The problem: Below is some material; transcribe all of it exactly.

### Input ###

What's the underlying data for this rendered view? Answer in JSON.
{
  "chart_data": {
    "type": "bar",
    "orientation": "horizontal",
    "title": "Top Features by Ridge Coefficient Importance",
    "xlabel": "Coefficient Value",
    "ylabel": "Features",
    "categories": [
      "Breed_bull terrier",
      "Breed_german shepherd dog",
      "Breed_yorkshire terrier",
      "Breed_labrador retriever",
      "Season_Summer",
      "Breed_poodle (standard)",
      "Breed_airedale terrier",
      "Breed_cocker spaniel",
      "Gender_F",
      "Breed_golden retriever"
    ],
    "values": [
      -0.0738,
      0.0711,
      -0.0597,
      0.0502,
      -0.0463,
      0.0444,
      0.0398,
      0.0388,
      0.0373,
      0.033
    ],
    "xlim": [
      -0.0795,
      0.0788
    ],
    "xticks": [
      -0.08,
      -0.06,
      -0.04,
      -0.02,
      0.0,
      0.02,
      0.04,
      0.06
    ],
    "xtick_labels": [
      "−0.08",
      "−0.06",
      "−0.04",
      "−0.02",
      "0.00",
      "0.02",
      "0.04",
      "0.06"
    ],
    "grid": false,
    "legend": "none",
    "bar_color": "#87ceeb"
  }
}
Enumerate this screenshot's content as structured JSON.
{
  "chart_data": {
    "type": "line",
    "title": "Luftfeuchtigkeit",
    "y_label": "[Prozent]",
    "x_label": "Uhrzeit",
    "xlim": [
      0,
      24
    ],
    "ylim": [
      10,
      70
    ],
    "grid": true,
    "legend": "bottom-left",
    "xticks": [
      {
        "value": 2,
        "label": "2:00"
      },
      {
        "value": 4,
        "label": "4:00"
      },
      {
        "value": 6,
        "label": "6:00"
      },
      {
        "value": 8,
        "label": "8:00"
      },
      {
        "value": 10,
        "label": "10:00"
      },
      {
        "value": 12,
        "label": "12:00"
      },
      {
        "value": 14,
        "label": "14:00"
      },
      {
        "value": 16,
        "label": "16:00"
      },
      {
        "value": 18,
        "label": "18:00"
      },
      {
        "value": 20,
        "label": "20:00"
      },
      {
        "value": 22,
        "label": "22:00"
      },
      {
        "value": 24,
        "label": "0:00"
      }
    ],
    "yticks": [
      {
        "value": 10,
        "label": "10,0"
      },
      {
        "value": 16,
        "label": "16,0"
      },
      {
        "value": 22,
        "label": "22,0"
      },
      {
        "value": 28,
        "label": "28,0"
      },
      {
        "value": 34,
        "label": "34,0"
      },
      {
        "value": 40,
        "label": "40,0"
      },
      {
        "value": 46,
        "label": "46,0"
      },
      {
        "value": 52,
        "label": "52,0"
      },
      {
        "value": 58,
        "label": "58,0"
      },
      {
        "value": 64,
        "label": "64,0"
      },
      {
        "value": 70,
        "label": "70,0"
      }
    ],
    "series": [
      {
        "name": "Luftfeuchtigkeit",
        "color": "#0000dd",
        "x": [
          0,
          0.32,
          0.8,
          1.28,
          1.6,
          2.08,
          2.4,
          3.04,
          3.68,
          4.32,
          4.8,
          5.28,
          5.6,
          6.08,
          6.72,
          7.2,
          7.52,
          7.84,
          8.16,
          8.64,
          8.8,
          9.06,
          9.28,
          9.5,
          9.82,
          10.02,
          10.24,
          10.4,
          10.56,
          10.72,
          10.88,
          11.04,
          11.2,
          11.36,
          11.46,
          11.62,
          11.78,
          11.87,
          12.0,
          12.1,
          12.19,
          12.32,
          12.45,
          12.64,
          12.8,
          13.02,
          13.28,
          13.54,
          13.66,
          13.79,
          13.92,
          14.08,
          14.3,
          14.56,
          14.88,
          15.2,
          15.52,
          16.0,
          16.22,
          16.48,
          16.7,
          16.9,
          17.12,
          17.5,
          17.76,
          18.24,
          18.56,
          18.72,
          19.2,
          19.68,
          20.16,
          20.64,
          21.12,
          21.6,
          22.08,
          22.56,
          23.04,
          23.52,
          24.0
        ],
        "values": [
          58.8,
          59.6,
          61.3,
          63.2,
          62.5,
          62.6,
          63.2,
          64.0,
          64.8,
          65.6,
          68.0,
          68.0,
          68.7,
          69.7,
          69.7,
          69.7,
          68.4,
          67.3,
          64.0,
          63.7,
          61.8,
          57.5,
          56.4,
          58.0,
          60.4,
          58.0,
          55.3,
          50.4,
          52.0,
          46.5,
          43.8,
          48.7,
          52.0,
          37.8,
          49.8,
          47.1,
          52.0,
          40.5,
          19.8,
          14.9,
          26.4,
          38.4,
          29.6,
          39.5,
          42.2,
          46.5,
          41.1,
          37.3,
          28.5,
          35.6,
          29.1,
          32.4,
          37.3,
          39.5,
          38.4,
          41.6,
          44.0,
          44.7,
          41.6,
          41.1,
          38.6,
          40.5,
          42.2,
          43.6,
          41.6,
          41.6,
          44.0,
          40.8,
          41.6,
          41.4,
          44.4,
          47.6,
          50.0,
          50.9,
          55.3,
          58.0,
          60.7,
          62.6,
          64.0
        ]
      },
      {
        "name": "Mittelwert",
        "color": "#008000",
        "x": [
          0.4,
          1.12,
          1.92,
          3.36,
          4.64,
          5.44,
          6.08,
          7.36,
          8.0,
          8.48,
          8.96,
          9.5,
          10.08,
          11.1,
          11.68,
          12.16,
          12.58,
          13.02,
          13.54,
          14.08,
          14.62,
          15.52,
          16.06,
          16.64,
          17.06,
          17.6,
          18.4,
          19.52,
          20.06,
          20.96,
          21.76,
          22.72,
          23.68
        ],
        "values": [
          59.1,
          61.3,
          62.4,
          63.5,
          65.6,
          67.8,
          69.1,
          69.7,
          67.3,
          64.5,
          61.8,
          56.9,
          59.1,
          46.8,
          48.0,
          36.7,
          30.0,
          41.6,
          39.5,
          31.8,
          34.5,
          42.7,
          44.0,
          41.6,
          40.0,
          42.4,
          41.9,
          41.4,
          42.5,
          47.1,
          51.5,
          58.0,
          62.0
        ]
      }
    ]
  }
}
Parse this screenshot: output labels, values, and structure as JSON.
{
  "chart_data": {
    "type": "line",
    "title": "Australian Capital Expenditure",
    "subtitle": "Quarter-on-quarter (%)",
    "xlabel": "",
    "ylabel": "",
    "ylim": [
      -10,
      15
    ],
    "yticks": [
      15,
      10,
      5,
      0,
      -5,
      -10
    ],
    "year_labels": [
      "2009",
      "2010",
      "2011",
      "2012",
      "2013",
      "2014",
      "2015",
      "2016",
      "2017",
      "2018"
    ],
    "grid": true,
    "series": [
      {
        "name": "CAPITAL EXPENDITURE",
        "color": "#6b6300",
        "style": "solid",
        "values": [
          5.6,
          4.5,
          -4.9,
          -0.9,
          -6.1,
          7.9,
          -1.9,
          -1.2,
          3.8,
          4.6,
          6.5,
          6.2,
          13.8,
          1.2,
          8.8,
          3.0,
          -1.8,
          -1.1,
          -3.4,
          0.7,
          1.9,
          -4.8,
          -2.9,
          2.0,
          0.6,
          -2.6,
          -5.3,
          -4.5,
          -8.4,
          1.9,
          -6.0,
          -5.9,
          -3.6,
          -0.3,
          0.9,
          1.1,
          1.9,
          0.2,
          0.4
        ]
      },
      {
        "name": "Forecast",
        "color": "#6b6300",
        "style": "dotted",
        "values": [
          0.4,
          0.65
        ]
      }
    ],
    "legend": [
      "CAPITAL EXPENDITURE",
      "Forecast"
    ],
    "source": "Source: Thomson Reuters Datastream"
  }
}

###

Worked answer:
What's the underlying data for this rendered view? Answer in JSON.
{
  "chart_data": {
    "type": "bar",
    "orientation": "horizontal",
    "title": "Top Features by Ridge Coefficient Importance",
    "xlabel": "Coefficient Value",
    "ylabel": "Features",
    "categories": [
      "Breed_bull terrier",
      "Breed_german shepherd dog",
      "Breed_yorkshire terrier",
      "Breed_labrador retriever",
      "Season_Summer",
      "Breed_poodle (standard)",
      "Breed_airedale terrier",
      "Breed_cocker spaniel",
      "Gender_F",
      "Breed_golden retriever"
    ],
    "values": [
      -0.0738,
      0.0711,
      -0.0597,
      0.0502,
      -0.0463,
      0.0444,
      0.0398,
      0.0388,
      0.0373,
      0.033
    ],
    "xlim": [
      -0.0795,
      0.0788
    ],
    "xticks": [
      -0.08,
      -0.06,
      -0.04,
      -0.02,
      0.0,
      0.02,
      0.04,
      0.06
    ],
    "xtick_labels": [
      "−0.08",
      "−0.06",
      "−0.04",
      "−0.02",
      "0.00",
      "0.02",
      "0.04",
      "0.06"
    ],
    "grid": false,
    "legend": "none",
    "bar_color": "#87ceeb"
  }
}
Enumerate this screenshot's content as structured JSON.
{
  "chart_data": {
    "type": "line",
    "title": "Luftfeuchtigkeit",
    "y_label": "[Prozent]",
    "x_label": "Uhrzeit",
    "xlim": [
      0,
      24
    ],
    "ylim": [
      10,
      70
    ],
    "grid": true,
    "legend": "bottom-left",
    "xticks": [
      {
        "value": 2,
        "label": "2:00"
      },
      {
        "value": 4,
        "label": "4:00"
      },
      {
        "value": 6,
        "label": "6:00"
      },
      {
        "value": 8,
        "label": "8:00"
      },
      {
        "value": 10,
        "label": "10:00"
      },
      {
        "value": 12,
        "label": "12:00"
      },
      {
        "value": 14,
        "label": "14:00"
      },
      {
        "value": 16,
        "label": "16:00"
      },
      {
        "value": 18,
        "label": "18:00"
      },
      {
        "value": 20,
        "label": "20:00"
      },
      {
        "value": 22,
        "label": "22:00"
      },
      {
        "value": 24,
        "label": "0:00"
      }
    ],
    "yticks": [
      {
        "value": 10,
        "label": "10,0"
      },
      {
        "value": 16,
        "label": "16,0"
      },
      {
        "value": 22,
        "label": "22,0"
      },
      {
        "value": 28,
        "label": "28,0"
      },
      {
        "value": 34,
        "label": "34,0"
      },
      {
        "value": 40,
        "label": "40,0"
      },
      {
        "value": 46,
        "label": "46,0"
      },
      {
        "value": 52,
        "label": "52,0"
      },
      {
        "value": 58,
        "label": "58,0"
      },
      {
        "value": 64,
        "label": "64,0"
      },
      {
        "value": 70,
        "label": "70,0"
      }
    ],
    "series": [
      {
        "name": "Luftfeuchtigkeit",
        "color": "#0000dd",
        "x": [
          0,
          0.32,
          0.8,
          1.28,
          1.6,
          2.08,
          2.4,
          3.04,
          3.68,
          4.32,
          4.8,
          5.28,
          5.6,
          6.08,
          6.72,
          7.2,
          7.52,
          7.84,
          8.16,
          8.64,
          8.8,
          9.06,
          9.28,
          9.5,
          9.82,
          10.02,
          10.24,
          10.4,
          10.56,
          10.72,
          10.88,
          11.04,
          11.2,
          11.36,
          11.46,
          11.62,
          11.78,
          11.87,
          12.0,
          12.1,
          12.19,
          12.32,
          12.45,
          12.64,
          12.8,
          13.02,
          13.28,
          13.54,
          13.66,
          13.79,
          13.92,
          14.08,
          14.3,
          14.56,
          14.88,
          15.2,
          15.52,
          16.0,
          16.22,
          16.48,
          16.7,
          16.9,
          17.12,
          17.5,
          17.76,
          18.24,
          18.56,
          18.72,
          19.2,
          19.68,
          20.16,
          20.64,
          21.12,
          21.6,
          22.08,
          22.56,
          23.04,
          23.52,
          24.0
        ],
        "values": [
          58.8,
          59.6,
          61.3,
          63.2,
          62.5,
          62.6,
          63.2,
          64.0,
          64.8,
          65.6,
          68.0,
          68.0,
          68.7,
          69.7,
          69.7,
          69.7,
          68.4,
          67.3,
          64.0,
          63.7,
          61.8,
          57.5,
          56.4,
          58.0,
          60.4,
          58.0,
          55.3,
          50.4,
          52.0,
          46.5,
          43.8,
          48.7,
          52.0,
          37.8,
          49.8,
          47.1,
          52.0,
          40.5,
          19.8,
          14.9,
          26.4,
          38.4,
          29.6,
          39.5,
          42.2,
          46.5,
          41.1,
          37.3,
          28.5,
          35.6,
          29.1,
          32.4,
          37.3,
          39.5,
          38.4,
          41.6,
          44.0,
          44.7,
          41.6,
          41.1,
          38.6,
          40.5,
          42.2,
          43.6,
          41.6,
          41.6,
          44.0,
          40.8,
          41.6,
          41.4,
          44.4,
          47.6,
          50.0,
          50.9,
          55.3,
          58.0,
          60.7,
          62.6,
          64.0
        ]
      },
      {
        "name": "Mittelwert",
        "color": "#008000",
        "x": [
          0.4,
          1.12,
          1.92,
          3.36,
          4.64,
          5.44,
          6.08,
          7.36,
          8.0,
          8.48,
          8.96,
          9.5,
          10.08,
          11.1,
          11.68,
          12.16,
          12.58,
          13.02,
          13.54,
          14.08,
          14.62,
          15.52,
          16.06,
          16.64,
          17.06,
          17.6,
          18.4,
          19.52,
          20.06,
          20.96,
          21.76,
          22.72,
          23.68
        ],
        "values": [
          59.1,
          61.3,
          62.4,
          63.5,
          65.6,
          67.8,
          69.1,
          69.7,
          67.3,
          64.5,
          61.8,
          56.9,
          59.1,
          46.8,
          48.0,
          36.7,
          30.0,
          41.6,
          39.5,
          31.8,
          34.5,
          42.7,
          44.0,
          41.6,
          40.0,
          42.4,
          41.9,
          41.4,
          42.5,
          47.1,
          51.5,
          58.0,
          62.0
        ]
      }
    ]
  }
}
Parse this screenshot: output labels, values, and structure as JSON.
{
  "chart_data": {
    "type": "line",
    "title": "Australian Capital Expenditure",
    "subtitle": "Quarter-on-quarter (%)",
    "xlabel": "",
    "ylabel": "",
    "ylim": [
      -10,
      15
    ],
    "yticks": [
      15,
      10,
      5,
      0,
      -5,
      -10
    ],
    "year_labels": [
      "2009",
      "2010",
      "2011",
      "2012",
      "2013",
      "2014",
      "2015",
      "2016",
      "2017",
      "2018"
    ],
    "grid": true,
    "series": [
      {
        "name": "CAPITAL EXPENDITURE",
        "color": "#6b6300",
        "style": "solid",
        "values": [
          5.6,
          4.5,
          -4.9,
          -0.9,
          -6.1,
          7.9,
          -1.9,
          -1.2,
          3.8,
          4.6,
          6.5,
          6.2,
          13.8,
          1.2,
          8.8,
          3.0,
          -1.8,
          -1.1,
          -3.4,
          0.7,
          1.9,
          -4.8,
          -2.9,
          2.0,
          0.6,
          -2.6,
          -5.3,
          -4.5,
          -8.4,
          1.9,
          -6.0,
          -5.9,
          -3.6,
          -0.3,
          0.9,
          1.1,
          1.9,
          0.2,
          0.4
        ]
      },
      {
        "name": "Forecast",
        "color": "#6b6300",
        "style": "dotted",
        "values": [
          0.4,
          0.65
        ]
      }
    ],
    "legend": [
      "CAPITAL EXPENDITURE",
      "Forecast"
    ],
    "source": "Source: Thomson Reuters Datastream"
  }
}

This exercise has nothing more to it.